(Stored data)
* begin *

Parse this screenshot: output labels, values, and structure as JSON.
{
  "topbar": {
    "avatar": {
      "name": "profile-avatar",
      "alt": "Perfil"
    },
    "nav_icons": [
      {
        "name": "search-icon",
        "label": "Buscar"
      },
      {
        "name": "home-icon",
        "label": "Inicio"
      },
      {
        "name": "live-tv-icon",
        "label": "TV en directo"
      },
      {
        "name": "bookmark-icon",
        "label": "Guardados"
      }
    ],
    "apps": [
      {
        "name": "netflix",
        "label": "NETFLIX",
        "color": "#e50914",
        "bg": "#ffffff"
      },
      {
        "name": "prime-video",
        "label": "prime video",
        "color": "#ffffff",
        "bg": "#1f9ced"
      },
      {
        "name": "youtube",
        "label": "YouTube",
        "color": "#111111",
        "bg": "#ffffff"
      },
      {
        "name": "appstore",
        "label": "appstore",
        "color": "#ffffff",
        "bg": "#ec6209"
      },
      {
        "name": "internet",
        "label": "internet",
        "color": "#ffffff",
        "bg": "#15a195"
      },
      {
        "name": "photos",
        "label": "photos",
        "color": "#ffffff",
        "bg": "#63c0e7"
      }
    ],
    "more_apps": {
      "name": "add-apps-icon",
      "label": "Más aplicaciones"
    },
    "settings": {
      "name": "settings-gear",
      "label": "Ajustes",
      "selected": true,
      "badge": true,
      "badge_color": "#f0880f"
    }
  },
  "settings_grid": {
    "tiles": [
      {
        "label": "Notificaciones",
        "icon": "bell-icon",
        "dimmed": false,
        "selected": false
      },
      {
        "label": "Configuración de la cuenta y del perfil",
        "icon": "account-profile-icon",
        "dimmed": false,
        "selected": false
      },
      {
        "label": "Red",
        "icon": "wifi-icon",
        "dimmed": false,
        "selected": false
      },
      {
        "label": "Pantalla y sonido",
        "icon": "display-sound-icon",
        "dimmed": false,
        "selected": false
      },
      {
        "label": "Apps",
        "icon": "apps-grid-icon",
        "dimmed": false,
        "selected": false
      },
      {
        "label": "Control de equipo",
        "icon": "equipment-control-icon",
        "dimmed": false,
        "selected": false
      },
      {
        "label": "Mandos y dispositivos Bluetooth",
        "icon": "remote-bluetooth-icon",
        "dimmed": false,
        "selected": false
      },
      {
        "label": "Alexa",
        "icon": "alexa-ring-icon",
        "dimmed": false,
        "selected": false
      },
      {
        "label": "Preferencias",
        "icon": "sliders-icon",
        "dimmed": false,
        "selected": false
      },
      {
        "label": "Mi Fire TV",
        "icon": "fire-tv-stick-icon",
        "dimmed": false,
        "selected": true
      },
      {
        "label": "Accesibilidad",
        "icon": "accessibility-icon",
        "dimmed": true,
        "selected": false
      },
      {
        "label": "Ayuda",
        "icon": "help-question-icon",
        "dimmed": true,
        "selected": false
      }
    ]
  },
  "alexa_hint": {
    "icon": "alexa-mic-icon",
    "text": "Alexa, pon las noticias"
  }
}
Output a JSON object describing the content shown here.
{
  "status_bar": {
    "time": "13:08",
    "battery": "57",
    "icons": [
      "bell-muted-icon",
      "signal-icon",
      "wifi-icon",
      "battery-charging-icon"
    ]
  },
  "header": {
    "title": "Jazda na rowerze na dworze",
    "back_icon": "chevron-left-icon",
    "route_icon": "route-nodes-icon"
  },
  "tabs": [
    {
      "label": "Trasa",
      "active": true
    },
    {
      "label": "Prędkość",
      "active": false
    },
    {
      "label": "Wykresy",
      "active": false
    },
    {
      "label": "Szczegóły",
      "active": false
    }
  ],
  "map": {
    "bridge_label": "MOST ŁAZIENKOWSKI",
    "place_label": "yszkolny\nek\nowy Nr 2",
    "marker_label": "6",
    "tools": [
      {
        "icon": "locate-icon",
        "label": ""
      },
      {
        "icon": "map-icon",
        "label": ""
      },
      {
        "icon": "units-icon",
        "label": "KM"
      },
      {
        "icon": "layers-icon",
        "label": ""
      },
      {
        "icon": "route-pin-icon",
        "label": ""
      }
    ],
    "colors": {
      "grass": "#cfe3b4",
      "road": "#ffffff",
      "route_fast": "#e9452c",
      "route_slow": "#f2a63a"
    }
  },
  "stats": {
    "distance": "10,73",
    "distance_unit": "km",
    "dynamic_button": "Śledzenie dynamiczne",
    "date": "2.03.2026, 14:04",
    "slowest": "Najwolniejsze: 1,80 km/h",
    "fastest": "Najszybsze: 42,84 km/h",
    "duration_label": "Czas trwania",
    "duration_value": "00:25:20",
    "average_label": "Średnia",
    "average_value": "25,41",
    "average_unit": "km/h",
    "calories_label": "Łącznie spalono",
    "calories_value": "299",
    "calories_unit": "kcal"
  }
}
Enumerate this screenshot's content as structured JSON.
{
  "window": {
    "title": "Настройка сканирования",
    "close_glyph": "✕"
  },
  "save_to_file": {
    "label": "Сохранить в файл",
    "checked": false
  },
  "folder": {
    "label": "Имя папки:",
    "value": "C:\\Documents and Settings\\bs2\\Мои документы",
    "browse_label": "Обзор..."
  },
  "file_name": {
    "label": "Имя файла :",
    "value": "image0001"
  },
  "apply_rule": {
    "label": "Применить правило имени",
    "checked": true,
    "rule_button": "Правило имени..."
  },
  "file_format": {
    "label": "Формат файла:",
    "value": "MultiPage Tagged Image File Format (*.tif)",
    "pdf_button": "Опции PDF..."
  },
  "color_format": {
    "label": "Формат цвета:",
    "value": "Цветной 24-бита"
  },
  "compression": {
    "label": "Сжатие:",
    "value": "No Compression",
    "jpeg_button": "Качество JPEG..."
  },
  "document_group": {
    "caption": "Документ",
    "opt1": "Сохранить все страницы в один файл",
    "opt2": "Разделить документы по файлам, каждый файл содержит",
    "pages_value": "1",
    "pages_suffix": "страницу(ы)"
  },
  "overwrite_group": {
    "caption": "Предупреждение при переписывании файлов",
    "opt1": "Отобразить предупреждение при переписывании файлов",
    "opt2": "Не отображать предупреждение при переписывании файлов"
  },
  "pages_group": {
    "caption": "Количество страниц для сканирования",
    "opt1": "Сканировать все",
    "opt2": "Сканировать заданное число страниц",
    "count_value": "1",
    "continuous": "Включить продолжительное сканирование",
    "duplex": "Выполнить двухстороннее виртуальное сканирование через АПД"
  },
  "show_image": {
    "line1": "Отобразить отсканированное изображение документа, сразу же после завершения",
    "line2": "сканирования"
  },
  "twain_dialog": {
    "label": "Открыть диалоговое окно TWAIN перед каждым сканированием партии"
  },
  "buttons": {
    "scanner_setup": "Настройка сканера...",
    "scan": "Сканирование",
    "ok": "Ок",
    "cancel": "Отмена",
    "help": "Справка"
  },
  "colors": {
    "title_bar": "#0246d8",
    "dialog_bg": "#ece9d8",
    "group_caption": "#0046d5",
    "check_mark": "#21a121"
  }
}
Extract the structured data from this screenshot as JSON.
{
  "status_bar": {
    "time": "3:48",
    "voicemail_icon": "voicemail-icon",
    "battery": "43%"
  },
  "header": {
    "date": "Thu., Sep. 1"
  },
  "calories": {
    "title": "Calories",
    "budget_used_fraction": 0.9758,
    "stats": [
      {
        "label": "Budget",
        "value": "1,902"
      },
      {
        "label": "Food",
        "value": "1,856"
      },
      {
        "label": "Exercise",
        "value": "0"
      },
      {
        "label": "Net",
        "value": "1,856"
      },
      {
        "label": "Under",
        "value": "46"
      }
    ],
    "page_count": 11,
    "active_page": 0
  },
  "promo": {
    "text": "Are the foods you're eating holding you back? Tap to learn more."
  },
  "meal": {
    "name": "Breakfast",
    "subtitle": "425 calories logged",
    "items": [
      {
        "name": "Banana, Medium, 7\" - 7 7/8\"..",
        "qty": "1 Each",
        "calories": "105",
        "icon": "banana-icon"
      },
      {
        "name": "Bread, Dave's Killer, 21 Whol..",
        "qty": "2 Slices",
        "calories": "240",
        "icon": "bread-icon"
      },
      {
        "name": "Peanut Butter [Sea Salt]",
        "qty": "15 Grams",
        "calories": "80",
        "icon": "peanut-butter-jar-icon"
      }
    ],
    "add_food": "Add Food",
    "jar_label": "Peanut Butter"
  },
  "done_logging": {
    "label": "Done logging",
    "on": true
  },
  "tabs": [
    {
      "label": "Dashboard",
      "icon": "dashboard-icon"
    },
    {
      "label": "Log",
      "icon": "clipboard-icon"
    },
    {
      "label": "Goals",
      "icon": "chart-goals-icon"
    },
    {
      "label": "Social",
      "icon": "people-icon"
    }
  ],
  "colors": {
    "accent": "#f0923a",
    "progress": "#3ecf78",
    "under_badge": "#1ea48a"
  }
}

* end *

WORK INSTRUCTIONS:
Going over the lines above, work out how many include "имени", then give only that number.

ANSWER TO THIS PROBLEM:
2